Exercise -
Reproduce the entries below in full, switching every "arrow-right-icon" to "chevron-right-icon" and leaving all else unchanged.

--- Start of Data lines ---

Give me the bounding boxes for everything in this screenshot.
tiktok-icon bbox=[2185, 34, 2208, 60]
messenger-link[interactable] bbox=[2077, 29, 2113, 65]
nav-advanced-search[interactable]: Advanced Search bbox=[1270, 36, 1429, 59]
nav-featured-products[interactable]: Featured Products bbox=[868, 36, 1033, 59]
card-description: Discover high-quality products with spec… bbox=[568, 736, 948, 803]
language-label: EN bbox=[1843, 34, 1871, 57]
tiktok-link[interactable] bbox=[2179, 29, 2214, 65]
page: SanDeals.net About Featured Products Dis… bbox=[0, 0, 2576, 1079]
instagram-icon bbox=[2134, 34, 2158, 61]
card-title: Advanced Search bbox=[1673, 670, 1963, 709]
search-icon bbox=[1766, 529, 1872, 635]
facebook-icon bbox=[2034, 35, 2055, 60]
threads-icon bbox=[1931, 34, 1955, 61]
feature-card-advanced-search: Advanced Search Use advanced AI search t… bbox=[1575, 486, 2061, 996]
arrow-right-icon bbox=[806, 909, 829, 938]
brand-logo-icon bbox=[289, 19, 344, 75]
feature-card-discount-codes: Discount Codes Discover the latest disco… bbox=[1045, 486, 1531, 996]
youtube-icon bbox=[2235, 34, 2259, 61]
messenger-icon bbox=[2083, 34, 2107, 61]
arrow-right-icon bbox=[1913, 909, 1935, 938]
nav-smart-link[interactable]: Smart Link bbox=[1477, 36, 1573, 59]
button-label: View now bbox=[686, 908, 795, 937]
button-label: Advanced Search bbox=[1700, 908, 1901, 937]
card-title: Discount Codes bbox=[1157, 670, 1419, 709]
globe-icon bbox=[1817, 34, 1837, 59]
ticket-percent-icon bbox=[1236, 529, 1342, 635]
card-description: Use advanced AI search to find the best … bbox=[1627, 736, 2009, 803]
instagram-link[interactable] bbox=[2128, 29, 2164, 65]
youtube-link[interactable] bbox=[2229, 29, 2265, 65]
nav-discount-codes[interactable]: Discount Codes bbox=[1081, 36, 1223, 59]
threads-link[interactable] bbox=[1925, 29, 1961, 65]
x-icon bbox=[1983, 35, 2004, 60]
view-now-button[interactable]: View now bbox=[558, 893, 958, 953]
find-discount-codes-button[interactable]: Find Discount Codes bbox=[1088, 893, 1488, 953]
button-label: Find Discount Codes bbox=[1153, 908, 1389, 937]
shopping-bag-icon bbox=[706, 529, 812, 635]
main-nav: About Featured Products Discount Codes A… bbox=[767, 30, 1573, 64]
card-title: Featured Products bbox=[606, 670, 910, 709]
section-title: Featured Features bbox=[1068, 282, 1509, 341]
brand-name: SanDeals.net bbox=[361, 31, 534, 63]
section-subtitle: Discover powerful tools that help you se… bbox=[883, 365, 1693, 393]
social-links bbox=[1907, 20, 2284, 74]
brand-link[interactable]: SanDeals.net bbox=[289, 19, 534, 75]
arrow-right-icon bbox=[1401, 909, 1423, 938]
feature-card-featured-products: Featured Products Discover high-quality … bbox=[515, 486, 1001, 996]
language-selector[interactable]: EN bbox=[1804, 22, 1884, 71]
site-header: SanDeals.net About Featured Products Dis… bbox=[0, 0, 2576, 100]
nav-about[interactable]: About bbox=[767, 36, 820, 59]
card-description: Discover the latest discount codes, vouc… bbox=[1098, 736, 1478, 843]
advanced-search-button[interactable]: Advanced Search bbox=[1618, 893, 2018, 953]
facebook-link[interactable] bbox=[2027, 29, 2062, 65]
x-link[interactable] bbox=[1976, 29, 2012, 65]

--- End of Data lines ---

Correct response -
Give me the bounding boxes for everything in this screenshot.
tiktok-icon bbox=[2185, 34, 2208, 60]
messenger-link[interactable] bbox=[2077, 29, 2113, 65]
nav-advanced-search[interactable]: Advanced Search bbox=[1270, 36, 1429, 59]
nav-featured-products[interactable]: Featured Products bbox=[868, 36, 1033, 59]
card-description: Discover high-quality products with spec… bbox=[568, 736, 948, 803]
language-label: EN bbox=[1843, 34, 1871, 57]
tiktok-link[interactable] bbox=[2179, 29, 2214, 65]
page: SanDeals.net About Featured Products Dis… bbox=[0, 0, 2576, 1079]
instagram-icon bbox=[2134, 34, 2158, 61]
card-title: Advanced Search bbox=[1673, 670, 1963, 709]
search-icon bbox=[1766, 529, 1872, 635]
facebook-icon bbox=[2034, 35, 2055, 60]
threads-icon bbox=[1931, 34, 1955, 61]
feature-card-advanced-search: Advanced Search Use advanced AI search t… bbox=[1575, 486, 2061, 996]
chevron-right-icon bbox=[806, 909, 829, 938]
brand-logo-icon bbox=[289, 19, 344, 75]
feature-card-discount-codes: Discount Codes Discover the latest disco… bbox=[1045, 486, 1531, 996]
youtube-icon bbox=[2235, 34, 2259, 61]
messenger-icon bbox=[2083, 34, 2107, 61]
chevron-right-icon bbox=[1913, 909, 1935, 938]
nav-smart-link[interactable]: Smart Link bbox=[1477, 36, 1573, 59]
button-label: View now bbox=[686, 908, 795, 937]
button-label: Advanced Search bbox=[1700, 908, 1901, 937]
card-title: Discount Codes bbox=[1157, 670, 1419, 709]
globe-icon bbox=[1817, 34, 1837, 59]
ticket-percent-icon bbox=[1236, 529, 1342, 635]
card-description: Use advanced AI search to find the best … bbox=[1627, 736, 2009, 803]
instagram-link[interactable] bbox=[2128, 29, 2164, 65]
youtube-link[interactable] bbox=[2229, 29, 2265, 65]
nav-discount-codes[interactable]: Discount Codes bbox=[1081, 36, 1223, 59]
threads-link[interactable] bbox=[1925, 29, 1961, 65]
x-icon bbox=[1983, 35, 2004, 60]
view-now-button[interactable]: View now bbox=[558, 893, 958, 953]
find-discount-codes-button[interactable]: Find Discount Codes bbox=[1088, 893, 1488, 953]
button-label: Find Discount Codes bbox=[1153, 908, 1389, 937]
shopping-bag-icon bbox=[706, 529, 812, 635]
main-nav: About Featured Products Discount Codes A… bbox=[767, 30, 1573, 64]
card-title: Featured Products bbox=[606, 670, 910, 709]
section-title: Featured Features bbox=[1068, 282, 1509, 341]
brand-name: SanDeals.net bbox=[361, 31, 534, 63]
section-subtitle: Discover powerful tools that help you se… bbox=[883, 365, 1693, 393]
social-links bbox=[1907, 20, 2284, 74]
brand-link[interactable]: SanDeals.net bbox=[289, 19, 534, 75]
chevron-right-icon bbox=[1401, 909, 1423, 938]
feature-card-featured-products: Featured Products Discover high-quality … bbox=[515, 486, 1001, 996]
language-selector[interactable]: EN bbox=[1804, 22, 1884, 71]
site-header: SanDeals.net About Featured Products Dis… bbox=[0, 0, 2576, 100]
nav-about[interactable]: About bbox=[767, 36, 820, 59]
card-description: Discover the latest discount codes, vouc… bbox=[1098, 736, 1478, 843]
advanced-search-button[interactable]: Advanced Search bbox=[1618, 893, 2018, 953]
facebook-link[interactable] bbox=[2027, 29, 2062, 65]
x-link[interactable] bbox=[1976, 29, 2012, 65]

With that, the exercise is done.